▶ **What you will do**:
Could you print all the entries exactly?

———

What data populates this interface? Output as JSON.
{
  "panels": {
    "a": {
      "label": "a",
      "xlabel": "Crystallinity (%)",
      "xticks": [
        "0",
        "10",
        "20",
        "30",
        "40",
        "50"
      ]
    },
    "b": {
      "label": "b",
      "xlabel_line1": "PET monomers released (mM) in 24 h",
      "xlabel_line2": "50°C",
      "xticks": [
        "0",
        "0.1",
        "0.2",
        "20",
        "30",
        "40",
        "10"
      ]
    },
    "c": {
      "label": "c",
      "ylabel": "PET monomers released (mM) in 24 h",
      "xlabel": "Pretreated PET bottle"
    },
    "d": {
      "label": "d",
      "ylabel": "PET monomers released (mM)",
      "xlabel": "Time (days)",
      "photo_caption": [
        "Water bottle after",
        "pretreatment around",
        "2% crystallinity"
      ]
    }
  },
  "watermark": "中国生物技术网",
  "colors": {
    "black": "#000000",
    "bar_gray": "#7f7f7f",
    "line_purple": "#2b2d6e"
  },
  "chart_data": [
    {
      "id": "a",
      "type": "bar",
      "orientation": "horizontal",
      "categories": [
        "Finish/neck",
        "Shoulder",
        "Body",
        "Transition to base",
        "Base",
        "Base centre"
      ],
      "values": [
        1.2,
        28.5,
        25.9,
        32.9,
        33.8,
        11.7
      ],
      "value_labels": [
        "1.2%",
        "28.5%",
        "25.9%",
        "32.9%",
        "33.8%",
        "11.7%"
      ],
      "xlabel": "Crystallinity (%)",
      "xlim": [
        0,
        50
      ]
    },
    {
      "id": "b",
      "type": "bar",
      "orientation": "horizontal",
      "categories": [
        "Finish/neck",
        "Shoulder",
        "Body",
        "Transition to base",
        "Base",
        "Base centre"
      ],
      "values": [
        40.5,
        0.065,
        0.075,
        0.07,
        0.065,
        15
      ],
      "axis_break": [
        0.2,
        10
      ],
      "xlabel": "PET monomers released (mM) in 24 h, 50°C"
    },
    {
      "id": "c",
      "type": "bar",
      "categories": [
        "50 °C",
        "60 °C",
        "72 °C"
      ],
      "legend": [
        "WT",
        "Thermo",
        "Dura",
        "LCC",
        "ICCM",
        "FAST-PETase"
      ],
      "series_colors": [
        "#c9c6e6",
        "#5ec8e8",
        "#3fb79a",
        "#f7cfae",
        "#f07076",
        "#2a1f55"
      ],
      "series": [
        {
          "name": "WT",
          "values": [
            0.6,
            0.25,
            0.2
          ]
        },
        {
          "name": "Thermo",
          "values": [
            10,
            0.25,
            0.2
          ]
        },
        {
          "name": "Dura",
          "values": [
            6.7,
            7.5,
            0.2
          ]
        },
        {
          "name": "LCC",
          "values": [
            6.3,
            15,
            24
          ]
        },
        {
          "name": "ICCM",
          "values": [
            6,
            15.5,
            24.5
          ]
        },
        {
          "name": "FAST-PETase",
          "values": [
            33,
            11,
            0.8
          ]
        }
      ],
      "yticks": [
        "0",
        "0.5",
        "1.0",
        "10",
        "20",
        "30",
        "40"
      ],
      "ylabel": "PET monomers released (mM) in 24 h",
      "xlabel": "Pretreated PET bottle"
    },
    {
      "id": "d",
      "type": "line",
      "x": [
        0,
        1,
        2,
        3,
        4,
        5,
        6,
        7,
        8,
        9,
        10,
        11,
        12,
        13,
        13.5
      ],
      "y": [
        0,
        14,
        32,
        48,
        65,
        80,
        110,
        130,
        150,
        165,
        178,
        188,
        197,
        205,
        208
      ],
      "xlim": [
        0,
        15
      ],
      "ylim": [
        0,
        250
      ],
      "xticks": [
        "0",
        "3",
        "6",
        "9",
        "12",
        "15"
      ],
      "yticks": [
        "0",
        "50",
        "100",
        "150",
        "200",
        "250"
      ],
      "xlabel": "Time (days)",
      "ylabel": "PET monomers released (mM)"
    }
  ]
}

———

▶ **Answer to this exercise**:
What data populates this interface? Output as JSON.
{
  "panels": {
    "a": {
      "label": "a",
      "xlabel": "Crystallinity (%)",
      "xticks": [
        "0",
        "10",
        "20",
        "30",
        "40",
        "50"
      ]
    },
    "b": {
      "label": "b",
      "xlabel_line1": "PET monomers released (mM) in 24 h",
      "xlabel_line2": "50°C",
      "xticks": [
        "0",
        "0.1",
        "0.2",
        "20",
        "30",
        "40",
        "10"
      ]
    },
    "c": {
      "label": "c",
      "ylabel": "PET monomers released (mM) in 24 h",
      "xlabel": "Pretreated PET bottle"
    },
    "d": {
      "label": "d",
      "ylabel": "PET monomers released (mM)",
      "xlabel": "Time (days)",
      "photo_caption": [
        "Water bottle after",
        "pretreatment around",
        "2% crystallinity"
      ]
    }
  },
  "watermark": "中国生物技术网",
  "colors": {
    "black": "#000000",
    "bar_gray": "#7f7f7f",
    "line_purple": "#2b2d6e"
  },
  "chart_data": [
    {
      "id": "a",
      "type": "bar",
      "orientation": "horizontal",
      "categories": [
        "Finish/neck",
        "Shoulder",
        "Body",
        "Transition to base",
        "Base",
        "Base centre"
      ],
      "values": [
        1.2,
        28.5,
        25.9,
        32.9,
        33.8,
        11.7
      ],
      "value_labels": [
        "1.2%",
        "28.5%",
        "25.9%",
        "32.9%",
        "33.8%",
        "11.7%"
      ],
      "xlabel": "Crystallinity (%)",
      "xlim": [
        0,
        50
      ]
    },
    {
      "id": "b",
      "type": "bar",
      "orientation": "horizontal",
      "categories": [
        "Finish/neck",
        "Shoulder",
        "Body",
        "Transition to base",
        "Base",
        "Base centre"
      ],
      "values": [
        40.5,
        0.065,
        0.075,
        0.07,
        0.065,
        15
      ],
      "axis_break": [
        0.2,
        10
      ],
      "xlabel": "PET monomers released (mM) in 24 h, 50°C"
    },
    {
      "id": "c",
      "type": "bar",
      "categories": [
        "50 °C",
        "60 °C",
        "72 °C"
      ],
      "legend": [
        "WT",
        "Thermo",
        "Dura",
        "LCC",
        "ICCM",
        "FAST-PETase"
      ],
      "series_colors": [
        "#c9c6e6",
        "#5ec8e8",
        "#3fb79a",
        "#f7cfae",
        "#f07076",
        "#2a1f55"
      ],
      "series": [
        {
          "name": "WT",
          "values": [
            0.6,
            0.25,
            0.2
          ]
        },
        {
          "name": "Thermo",
          "values": [
            10,
            0.25,
            0.2
          ]
        },
        {
          "name": "Dura",
          "values": [
            6.7,
            7.5,
            0.2
          ]
        },
        {
          "name": "LCC",
          "values": [
            6.3,
            15,
            24
          ]
        },
        {
          "name": "ICCM",
          "values": [
            6,
            15.5,
            24.5
          ]
        },
        {
          "name": "FAST-PETase",
          "values": [
            33,
            11,
            0.8
          ]
        }
      ],
      "yticks": [
        "0",
        "0.5",
        "1.0",
        "10",
        "20",
        "30",
        "40"
      ],
      "ylabel": "PET monomers released (mM) in 24 h",
      "xlabel": "Pretreated PET bottle"
    },
    {
      "id": "d",
      "type": "line",
      "x": [
        0,
        1,
        2,
        3,
        4,
        5,
        6,
        7,
        8,
        9,
        10,
        11,
        12,
        13,
        13.5
      ],
      "y": [
        0,
        14,
        32,
        48,
        65,
        80,
        110,
        130,
        150,
        165,
        178,
        188,
        197,
        205,
        208
      ],
      "xlim": [
        0,
        15
      ],
      "ylim": [
        0,
        250
      ],
      "xticks": [
        "0",
        "3",
        "6",
        "9",
        "12",
        "15"
      ],
      "yticks": [
        "0",
        "50",
        "100",
        "150",
        "200",
        "250"
      ],
      "xlabel": "Time (days)",
      "ylabel": "PET monomers released (mM)"
    }
  ]
}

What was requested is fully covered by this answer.